**What to do:** Leave out the pictures and copy the remaining records exactly.

--- begin Task material ---

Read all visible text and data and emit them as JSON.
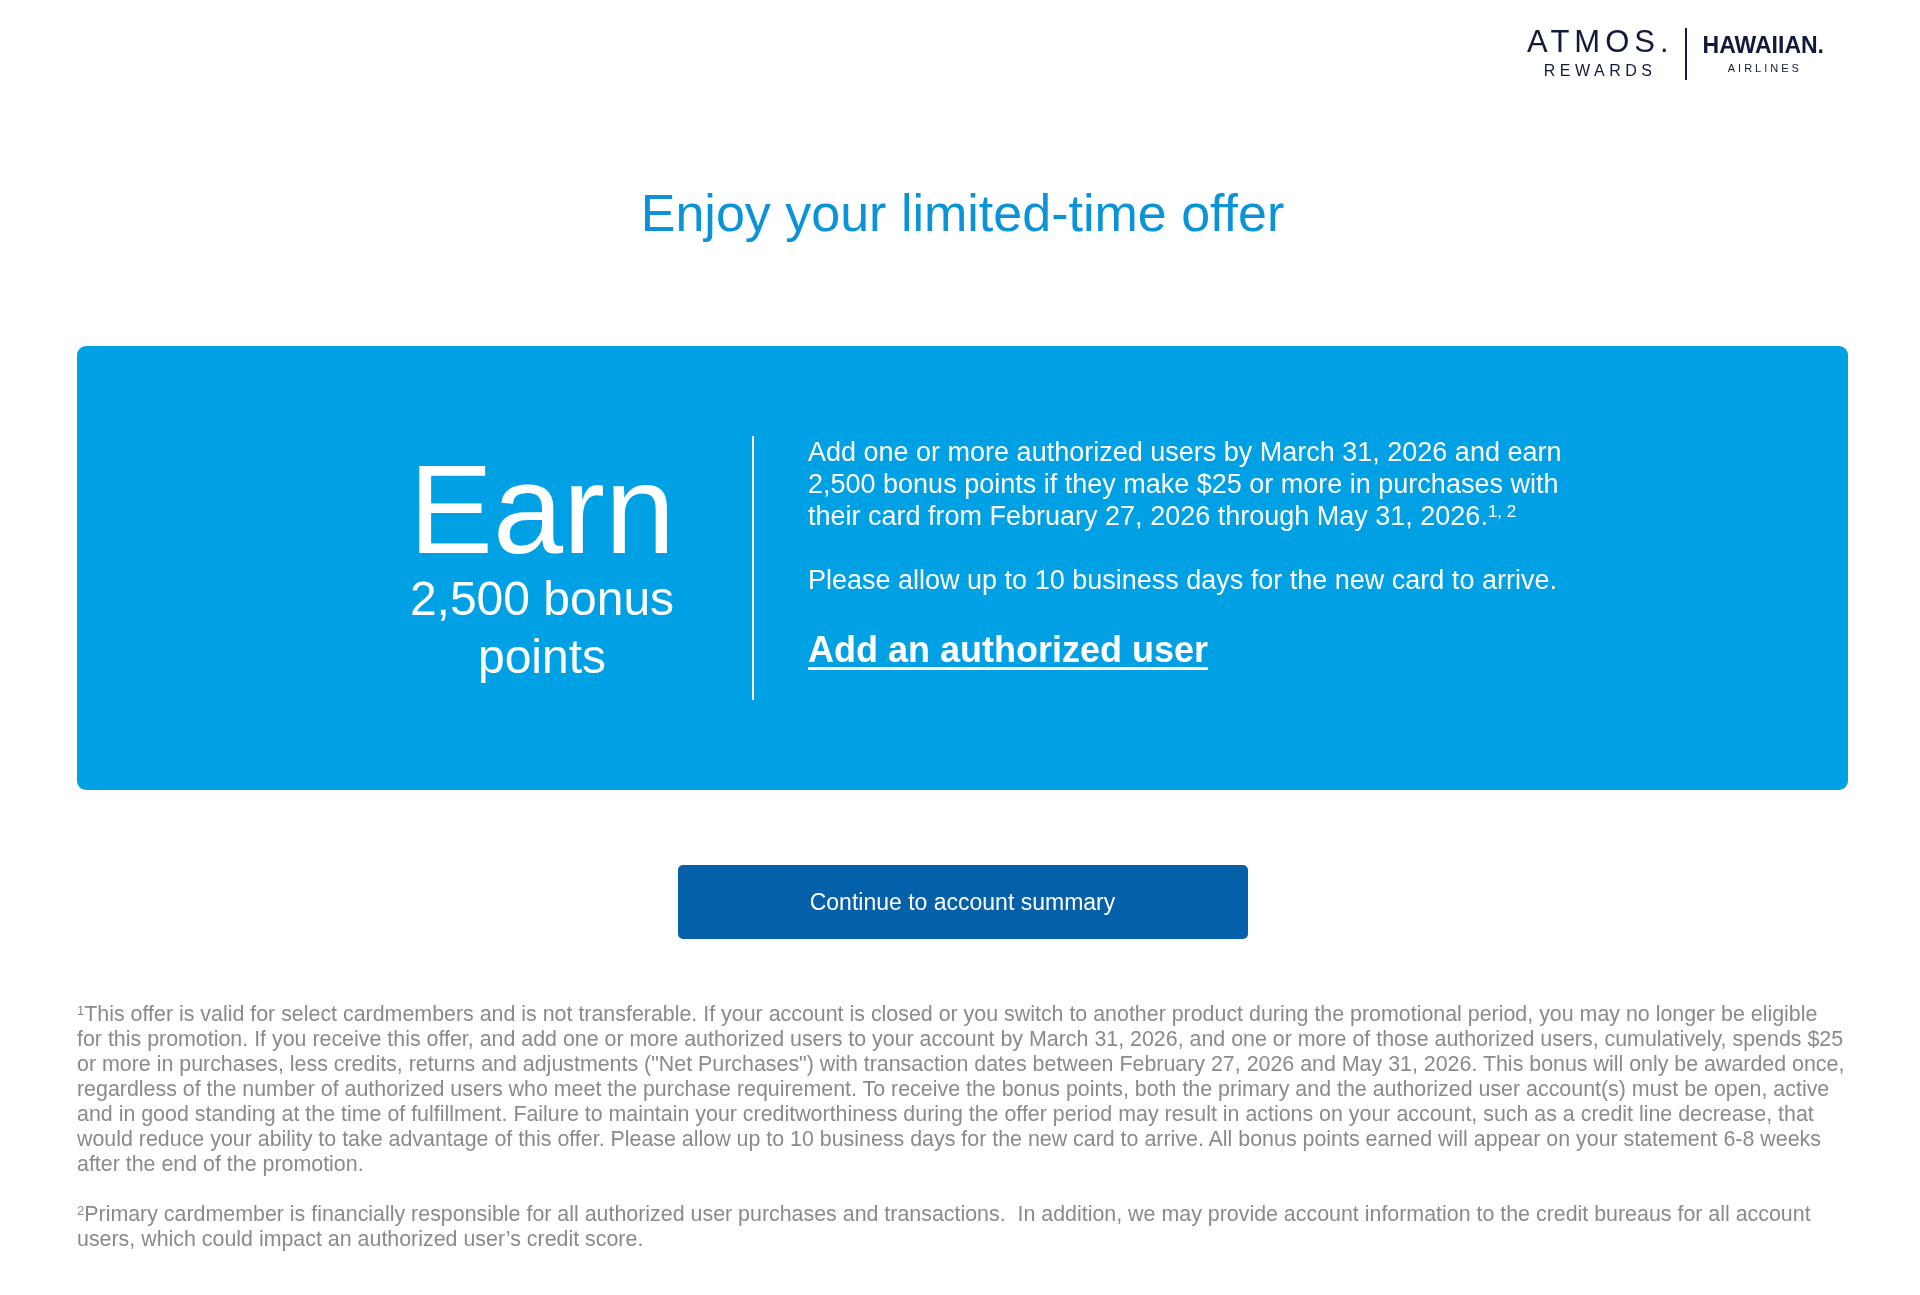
{
  "header": {
    "logo": {
      "wordmark": "ATMOS.",
      "tagline": "REWARDS",
      "partner_wordmark": "HAWAIIAN.",
      "partner_tagline": "AIRLINES"
    }
  },
  "title": "Enjoy your limited-time offer",
  "offer_card": {
    "headline": "Earn",
    "subheadline": "2,500 bonus points",
    "paragraphs": [
      "Add one or more authorized users by March 31, 2026 and earn 2,500 bonus points if they make $25 or more in purchases with their card from February 27, 2026 through May 31, 2026.$^{1, 2}$",
      "Please allow up to 10 business days for the new card to arrive."
    ],
    "link": "Add an authorized user"
  },
  "button": "Continue to account summary",
  "footnotes": [
    "$^{1}$This offer is valid for select cardmembers and is not transferable. If your account is closed or you switch to another product during the promotional period, you may no longer be eligible for this promotion. If you receive this offer, and add one or more authorized users to your account by March 31, 2026, and one or more of those authorized users, cumulatively, spends $25 or more in purchases, less credits, returns and adjustments (\"Net Purchases\") with transaction dates between February 27, 2026 and May 31, 2026. This bonus will only be awarded once, regardless of the number of authorized users who meet the purchase requirement. To receive the bonus points, both the primary and the authorized user account(s) must be open, active and in good standing at the time of fulfillment. Failure to maintain your creditworthiness during the offer period may result in actions on your account, such as a credit line decrease, that would reduce your ability to take advantage of this offer. Please allow up to 10 business days for the new card to arrive. All bonus points earned will appear on your statement 6-8 weeks after the end of the promotion.",
    "$^{2}$Primary cardmember is financially responsible for all authorized user purchases and transactions.  In addition, we may provide account information to the credit bureaus for all account users, which could impact an authorized user’s credit score."
  ]
}
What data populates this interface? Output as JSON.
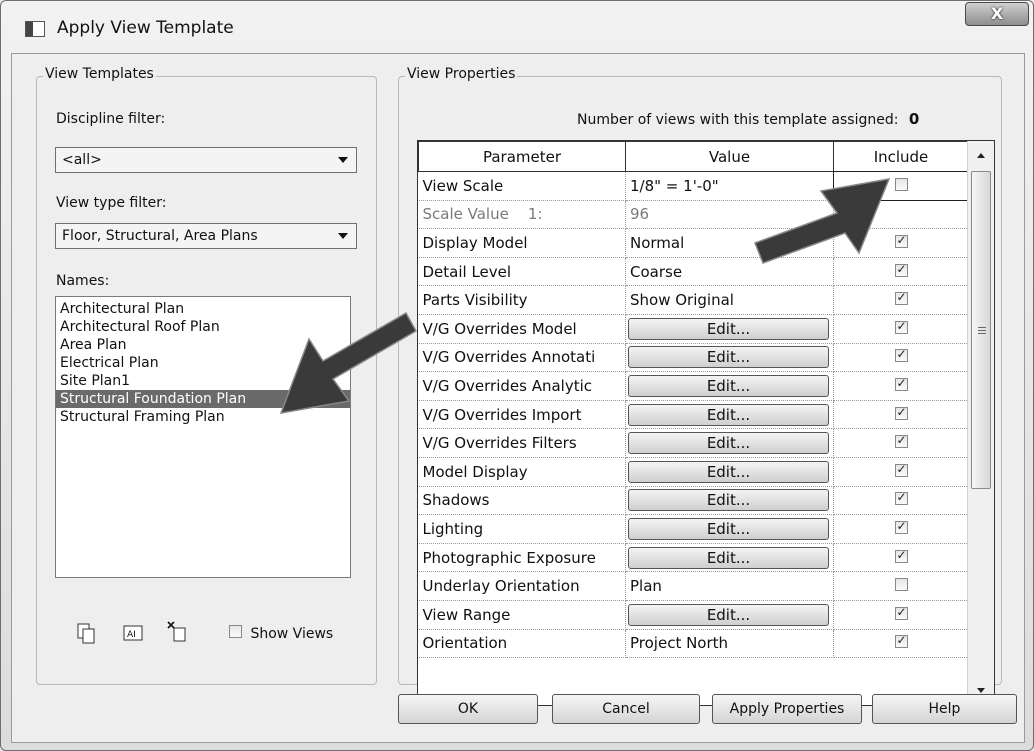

--- end Task material ---

**Solution to the problem:**
Read all visible text and data and emit them as JSON.
{
  "header": {
    "logo": {
      "wordmark": "ATMOS.",
      "tagline": "REWARDS",
      "partner_wordmark": "HAWAIIAN.",
      "partner_tagline": "AIRLINES"
    }
  },
  "title": "Enjoy your limited-time offer",
  "offer_card": {
    "headline": "Earn",
    "subheadline": "2,500 bonus points",
    "paragraphs": [
      "Add one or more authorized users by March 31, 2026 and earn 2,500 bonus points if they make $25 or more in purchases with their card from February 27, 2026 through May 31, 2026.$^{1, 2}$",
      "Please allow up to 10 business days for the new card to arrive."
    ],
    "link": "Add an authorized user"
  },
  "button": "Continue to account summary",
  "footnotes": [
    "$^{1}$This offer is valid for select cardmembers and is not transferable. If your account is closed or you switch to another product during the promotional period, you may no longer be eligible for this promotion. If you receive this offer, and add one or more authorized users to your account by March 31, 2026, and one or more of those authorized users, cumulatively, spends $25 or more in purchases, less credits, returns and adjustments (\"Net Purchases\") with transaction dates between February 27, 2026 and May 31, 2026. This bonus will only be awarded once, regardless of the number of authorized users who meet the purchase requirement. To receive the bonus points, both the primary and the authorized user account(s) must be open, active and in good standing at the time of fulfillment. Failure to maintain your creditworthiness during the offer period may result in actions on your account, such as a credit line decrease, that would reduce your ability to take advantage of this offer. Please allow up to 10 business days for the new card to arrive. All bonus points earned will appear on your statement 6-8 weeks after the end of the promotion.",
    "$^{2}$Primary cardmember is financially responsible for all authorized user purchases and transactions.  In addition, we may provide account information to the credit bureaus for all account users, which could impact an authorized user’s credit score."
  ]
}
What data populates this interface? Output as JSON.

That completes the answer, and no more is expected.